SHORT EXERCISE:
Each line that includes the string "this" counts once; give the total and nothing else.

[Extracted data entries]
□ □ □ □
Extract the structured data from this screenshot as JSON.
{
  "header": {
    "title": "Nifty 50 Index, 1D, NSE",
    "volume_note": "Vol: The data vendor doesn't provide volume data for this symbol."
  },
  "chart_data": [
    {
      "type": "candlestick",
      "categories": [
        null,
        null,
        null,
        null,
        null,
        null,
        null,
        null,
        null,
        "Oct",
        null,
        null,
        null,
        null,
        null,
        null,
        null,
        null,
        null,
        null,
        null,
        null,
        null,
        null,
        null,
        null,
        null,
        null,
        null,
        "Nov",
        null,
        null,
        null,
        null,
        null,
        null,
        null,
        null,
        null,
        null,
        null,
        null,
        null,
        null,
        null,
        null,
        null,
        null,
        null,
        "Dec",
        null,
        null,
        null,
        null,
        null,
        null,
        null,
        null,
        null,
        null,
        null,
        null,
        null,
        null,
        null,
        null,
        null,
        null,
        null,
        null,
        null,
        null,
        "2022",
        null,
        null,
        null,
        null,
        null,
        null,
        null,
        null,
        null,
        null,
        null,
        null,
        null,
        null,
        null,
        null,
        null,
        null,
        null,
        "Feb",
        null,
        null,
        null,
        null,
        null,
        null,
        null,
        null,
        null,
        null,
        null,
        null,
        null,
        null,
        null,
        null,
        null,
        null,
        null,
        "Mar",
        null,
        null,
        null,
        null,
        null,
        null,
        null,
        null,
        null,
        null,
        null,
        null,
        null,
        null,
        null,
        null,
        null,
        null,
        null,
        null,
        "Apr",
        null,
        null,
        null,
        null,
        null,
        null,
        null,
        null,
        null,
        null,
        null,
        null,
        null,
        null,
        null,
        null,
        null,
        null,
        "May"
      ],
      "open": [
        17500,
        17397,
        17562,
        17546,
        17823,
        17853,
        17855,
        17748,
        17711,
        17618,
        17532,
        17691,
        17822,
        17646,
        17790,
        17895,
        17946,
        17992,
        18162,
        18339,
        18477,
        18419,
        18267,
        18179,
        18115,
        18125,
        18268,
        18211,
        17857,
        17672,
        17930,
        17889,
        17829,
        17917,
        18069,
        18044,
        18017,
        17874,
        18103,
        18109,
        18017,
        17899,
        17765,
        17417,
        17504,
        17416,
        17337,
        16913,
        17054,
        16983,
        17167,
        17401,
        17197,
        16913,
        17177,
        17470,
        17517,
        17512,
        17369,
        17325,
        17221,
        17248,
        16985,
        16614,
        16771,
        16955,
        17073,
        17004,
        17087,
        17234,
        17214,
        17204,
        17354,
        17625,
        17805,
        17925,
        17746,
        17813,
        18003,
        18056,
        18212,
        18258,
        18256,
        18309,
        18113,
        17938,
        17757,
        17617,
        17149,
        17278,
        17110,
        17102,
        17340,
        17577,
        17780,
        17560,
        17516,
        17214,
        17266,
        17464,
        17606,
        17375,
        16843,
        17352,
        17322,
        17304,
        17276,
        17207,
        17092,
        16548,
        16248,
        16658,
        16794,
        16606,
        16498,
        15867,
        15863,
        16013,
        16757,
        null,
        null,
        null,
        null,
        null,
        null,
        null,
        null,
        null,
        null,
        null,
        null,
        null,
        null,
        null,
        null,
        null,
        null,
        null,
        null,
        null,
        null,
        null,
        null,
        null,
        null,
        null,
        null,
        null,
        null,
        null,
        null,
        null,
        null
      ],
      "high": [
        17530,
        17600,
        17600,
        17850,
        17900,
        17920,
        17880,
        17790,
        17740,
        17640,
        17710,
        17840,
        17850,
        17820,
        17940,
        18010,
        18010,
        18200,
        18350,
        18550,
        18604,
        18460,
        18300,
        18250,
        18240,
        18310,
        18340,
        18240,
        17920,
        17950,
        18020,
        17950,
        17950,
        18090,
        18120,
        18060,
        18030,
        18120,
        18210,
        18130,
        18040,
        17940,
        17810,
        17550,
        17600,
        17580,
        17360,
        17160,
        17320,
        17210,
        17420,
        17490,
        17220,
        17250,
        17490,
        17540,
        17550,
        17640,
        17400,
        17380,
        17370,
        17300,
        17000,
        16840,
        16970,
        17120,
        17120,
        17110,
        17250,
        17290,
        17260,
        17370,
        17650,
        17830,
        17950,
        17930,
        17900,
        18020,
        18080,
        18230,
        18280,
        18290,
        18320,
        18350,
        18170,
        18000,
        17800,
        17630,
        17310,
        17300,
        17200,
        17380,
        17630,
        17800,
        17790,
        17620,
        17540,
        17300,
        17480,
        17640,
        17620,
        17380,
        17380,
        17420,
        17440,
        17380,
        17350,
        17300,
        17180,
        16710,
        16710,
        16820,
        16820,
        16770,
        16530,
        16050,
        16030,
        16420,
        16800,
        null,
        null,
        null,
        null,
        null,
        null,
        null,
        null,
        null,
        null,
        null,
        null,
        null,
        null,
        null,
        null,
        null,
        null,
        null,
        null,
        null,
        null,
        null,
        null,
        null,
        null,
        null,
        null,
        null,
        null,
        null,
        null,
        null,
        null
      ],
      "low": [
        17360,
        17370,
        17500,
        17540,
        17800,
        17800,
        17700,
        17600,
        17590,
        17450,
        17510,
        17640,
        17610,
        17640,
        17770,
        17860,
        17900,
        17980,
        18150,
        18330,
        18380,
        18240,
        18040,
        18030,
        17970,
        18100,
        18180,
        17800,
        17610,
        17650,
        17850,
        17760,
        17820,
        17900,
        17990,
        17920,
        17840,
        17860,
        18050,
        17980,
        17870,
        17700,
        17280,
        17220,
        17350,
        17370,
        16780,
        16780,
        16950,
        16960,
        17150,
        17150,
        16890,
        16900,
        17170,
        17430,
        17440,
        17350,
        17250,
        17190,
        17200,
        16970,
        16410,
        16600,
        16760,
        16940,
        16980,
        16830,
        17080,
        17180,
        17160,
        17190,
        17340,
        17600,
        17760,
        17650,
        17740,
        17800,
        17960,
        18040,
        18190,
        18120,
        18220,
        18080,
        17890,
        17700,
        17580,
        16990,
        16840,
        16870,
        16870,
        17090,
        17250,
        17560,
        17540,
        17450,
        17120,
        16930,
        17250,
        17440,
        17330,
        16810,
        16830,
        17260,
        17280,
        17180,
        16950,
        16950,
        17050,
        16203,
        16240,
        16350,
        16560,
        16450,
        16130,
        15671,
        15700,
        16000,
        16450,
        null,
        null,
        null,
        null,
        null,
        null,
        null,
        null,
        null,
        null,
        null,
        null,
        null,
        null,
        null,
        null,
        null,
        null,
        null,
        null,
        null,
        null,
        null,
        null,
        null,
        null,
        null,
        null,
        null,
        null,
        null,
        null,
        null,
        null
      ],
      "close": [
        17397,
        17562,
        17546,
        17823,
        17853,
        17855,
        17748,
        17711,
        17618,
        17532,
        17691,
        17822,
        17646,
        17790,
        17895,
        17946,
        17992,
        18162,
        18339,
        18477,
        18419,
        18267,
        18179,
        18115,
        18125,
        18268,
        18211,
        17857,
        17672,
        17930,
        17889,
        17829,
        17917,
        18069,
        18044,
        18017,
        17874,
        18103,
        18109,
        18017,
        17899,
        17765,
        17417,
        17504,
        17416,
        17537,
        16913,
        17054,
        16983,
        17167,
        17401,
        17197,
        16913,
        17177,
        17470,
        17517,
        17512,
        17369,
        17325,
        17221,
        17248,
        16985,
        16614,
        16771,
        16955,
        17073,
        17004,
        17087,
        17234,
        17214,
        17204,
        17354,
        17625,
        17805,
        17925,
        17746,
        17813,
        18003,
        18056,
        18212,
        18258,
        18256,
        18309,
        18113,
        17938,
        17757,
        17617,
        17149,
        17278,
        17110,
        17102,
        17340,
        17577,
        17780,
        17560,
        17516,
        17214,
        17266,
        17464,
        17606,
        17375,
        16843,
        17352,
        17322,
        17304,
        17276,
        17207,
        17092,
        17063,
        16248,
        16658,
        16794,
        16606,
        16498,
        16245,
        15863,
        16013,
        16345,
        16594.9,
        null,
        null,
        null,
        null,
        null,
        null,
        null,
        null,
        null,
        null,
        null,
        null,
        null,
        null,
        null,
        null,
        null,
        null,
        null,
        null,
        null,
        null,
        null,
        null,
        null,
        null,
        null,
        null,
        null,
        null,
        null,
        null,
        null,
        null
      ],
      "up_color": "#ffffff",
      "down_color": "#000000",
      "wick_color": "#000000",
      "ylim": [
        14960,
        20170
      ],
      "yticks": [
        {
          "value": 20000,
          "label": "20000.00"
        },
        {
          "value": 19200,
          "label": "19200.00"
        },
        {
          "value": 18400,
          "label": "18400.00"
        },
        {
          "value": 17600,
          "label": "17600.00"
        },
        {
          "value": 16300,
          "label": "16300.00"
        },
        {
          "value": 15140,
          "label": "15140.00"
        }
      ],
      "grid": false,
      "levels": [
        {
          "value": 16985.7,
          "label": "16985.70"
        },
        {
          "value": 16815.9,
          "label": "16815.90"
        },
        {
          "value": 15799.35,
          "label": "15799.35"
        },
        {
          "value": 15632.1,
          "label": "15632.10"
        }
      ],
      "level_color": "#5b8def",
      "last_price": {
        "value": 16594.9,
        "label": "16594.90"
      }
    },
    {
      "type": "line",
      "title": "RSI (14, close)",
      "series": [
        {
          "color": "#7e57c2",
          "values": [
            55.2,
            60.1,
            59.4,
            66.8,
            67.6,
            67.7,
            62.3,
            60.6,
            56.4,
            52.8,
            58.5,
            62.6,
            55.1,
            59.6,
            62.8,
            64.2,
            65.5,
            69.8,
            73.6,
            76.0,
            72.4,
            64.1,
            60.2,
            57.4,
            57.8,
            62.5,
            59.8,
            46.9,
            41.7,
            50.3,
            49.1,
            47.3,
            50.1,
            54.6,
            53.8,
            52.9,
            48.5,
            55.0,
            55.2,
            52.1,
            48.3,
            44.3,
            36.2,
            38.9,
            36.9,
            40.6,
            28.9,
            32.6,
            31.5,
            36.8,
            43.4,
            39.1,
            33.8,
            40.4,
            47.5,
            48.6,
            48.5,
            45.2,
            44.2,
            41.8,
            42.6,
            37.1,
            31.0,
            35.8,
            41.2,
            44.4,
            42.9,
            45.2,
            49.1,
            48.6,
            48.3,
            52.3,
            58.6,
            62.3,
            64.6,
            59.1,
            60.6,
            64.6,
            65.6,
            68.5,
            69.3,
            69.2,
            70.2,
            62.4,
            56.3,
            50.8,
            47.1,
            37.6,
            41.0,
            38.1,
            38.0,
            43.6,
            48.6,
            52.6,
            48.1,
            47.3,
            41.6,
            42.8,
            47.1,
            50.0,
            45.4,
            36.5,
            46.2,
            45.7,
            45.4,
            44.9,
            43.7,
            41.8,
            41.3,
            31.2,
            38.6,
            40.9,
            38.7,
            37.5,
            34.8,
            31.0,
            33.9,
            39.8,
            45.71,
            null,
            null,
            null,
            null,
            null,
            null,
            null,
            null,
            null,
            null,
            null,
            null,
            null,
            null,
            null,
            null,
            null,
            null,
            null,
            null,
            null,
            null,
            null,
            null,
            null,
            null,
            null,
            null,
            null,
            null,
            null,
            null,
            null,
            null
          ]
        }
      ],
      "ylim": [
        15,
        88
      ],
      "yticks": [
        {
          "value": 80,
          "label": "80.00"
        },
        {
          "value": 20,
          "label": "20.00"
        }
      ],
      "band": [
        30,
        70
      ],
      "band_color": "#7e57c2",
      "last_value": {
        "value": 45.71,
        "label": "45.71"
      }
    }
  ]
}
□ □ □ □
WRITTEN RESPONSE:
2